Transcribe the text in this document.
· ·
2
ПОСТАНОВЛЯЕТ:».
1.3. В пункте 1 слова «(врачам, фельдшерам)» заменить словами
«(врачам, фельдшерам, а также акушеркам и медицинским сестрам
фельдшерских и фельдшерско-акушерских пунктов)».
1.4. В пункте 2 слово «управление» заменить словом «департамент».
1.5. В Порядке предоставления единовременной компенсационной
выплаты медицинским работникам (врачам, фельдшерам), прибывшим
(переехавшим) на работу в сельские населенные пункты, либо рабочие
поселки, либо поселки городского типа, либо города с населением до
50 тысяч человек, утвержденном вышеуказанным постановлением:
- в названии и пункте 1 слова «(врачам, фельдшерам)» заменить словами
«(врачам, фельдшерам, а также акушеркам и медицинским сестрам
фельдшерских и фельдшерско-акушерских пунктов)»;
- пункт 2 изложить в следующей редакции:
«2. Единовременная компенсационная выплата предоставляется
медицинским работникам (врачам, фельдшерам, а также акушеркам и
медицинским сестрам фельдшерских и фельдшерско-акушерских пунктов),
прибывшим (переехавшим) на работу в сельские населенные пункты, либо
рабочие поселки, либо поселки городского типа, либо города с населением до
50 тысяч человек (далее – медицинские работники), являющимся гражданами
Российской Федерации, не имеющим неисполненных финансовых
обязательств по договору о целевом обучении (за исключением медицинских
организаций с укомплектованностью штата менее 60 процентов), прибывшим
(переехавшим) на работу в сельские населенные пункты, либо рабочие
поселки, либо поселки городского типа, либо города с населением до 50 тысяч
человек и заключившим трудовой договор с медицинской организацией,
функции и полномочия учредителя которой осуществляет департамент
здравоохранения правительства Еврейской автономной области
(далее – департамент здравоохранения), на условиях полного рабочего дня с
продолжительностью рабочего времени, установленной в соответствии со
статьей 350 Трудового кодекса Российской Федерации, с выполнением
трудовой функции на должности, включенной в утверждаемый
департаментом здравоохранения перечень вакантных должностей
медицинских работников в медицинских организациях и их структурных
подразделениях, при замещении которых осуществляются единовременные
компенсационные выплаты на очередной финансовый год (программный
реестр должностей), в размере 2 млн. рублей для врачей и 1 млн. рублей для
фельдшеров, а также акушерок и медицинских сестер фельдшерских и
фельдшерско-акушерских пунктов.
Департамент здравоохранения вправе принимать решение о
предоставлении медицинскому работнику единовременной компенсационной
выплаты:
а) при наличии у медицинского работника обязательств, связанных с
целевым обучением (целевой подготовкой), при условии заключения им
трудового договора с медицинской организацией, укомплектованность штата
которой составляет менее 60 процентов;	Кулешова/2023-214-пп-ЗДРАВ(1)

> [Directions]:
Write out every record verbatim.

> [Task solution]:
Transcribe the text in this document.
· ·
2
ПОСТАНОВЛЯЕТ:».
1.3. В пункте 1 слова «(врачам, фельдшерам)» заменить словами
«(врачам, фельдшерам, а также акушеркам и медицинским сестрам
фельдшерских и фельдшерско-акушерских пунктов)».
1.4. В пункте 2 слово «управление» заменить словом «департамент».
1.5. В Порядке предоставления единовременной компенсационной
выплаты медицинским работникам (врачам, фельдшерам), прибывшим
(переехавшим) на работу в сельские населенные пункты, либо рабочие
поселки, либо поселки городского типа, либо города с населением до
50 тысяч человек, утвержденном вышеуказанным постановлением:
- в названии и пункте 1 слова «(врачам, фельдшерам)» заменить словами
«(врачам, фельдшерам, а также акушеркам и медицинским сестрам
фельдшерских и фельдшерско-акушерских пунктов)»;
- пункт 2 изложить в следующей редакции:
«2. Единовременная компенсационная выплата предоставляется
медицинским работникам (врачам, фельдшерам, а также акушеркам и
медицинским сестрам фельдшерских и фельдшерско-акушерских пунктов),
прибывшим (переехавшим) на работу в сельские населенные пункты, либо
рабочие поселки, либо поселки городского типа, либо города с населением до
50 тысяч человек (далее – медицинские работники), являющимся гражданами
Российской Федерации, не имеющим неисполненных финансовых
обязательств по договору о целевом обучении (за исключением медицинских
организаций с укомплектованностью штата менее 60 процентов), прибывшим
(переехавшим) на работу в сельские населенные пункты, либо рабочие
поселки, либо поселки городского типа, либо города с населением до 50 тысяч
человек и заключившим трудовой договор с медицинской организацией,
функции и полномочия учредителя которой осуществляет департамент
здравоохранения правительства Еврейской автономной области
(далее – департамент здравоохранения), на условиях полного рабочего дня с
продолжительностью рабочего времени, установленной в соответствии со
статьей 350 Трудового кодекса Российской Федерации, с выполнением
трудовой функции на должности, включенной в утверждаемый
департаментом здравоохранения перечень вакантных должностей
медицинских работников в медицинских организациях и их структурных
подразделениях, при замещении которых осуществляются единовременные
компенсационные выплаты на очередной финансовый год (программный
реестр должностей), в размере 2 млн. рублей для врачей и 1 млн. рублей для
фельдшеров, а также акушерок и медицинских сестер фельдшерских и
фельдшерско-акушерских пунктов.
Департамент здравоохранения вправе принимать решение о
предоставлении медицинскому работнику единовременной компенсационной
выплаты:
а) при наличии у медицинского работника обязательств, связанных с
целевым обучением (целевой подготовкой), при условии заключения им
трудового договора с медицинской организацией, укомплектованность штата
которой составляет менее 60 процентов;	Кулешова/2023-214-пп-ЗДРАВ(1)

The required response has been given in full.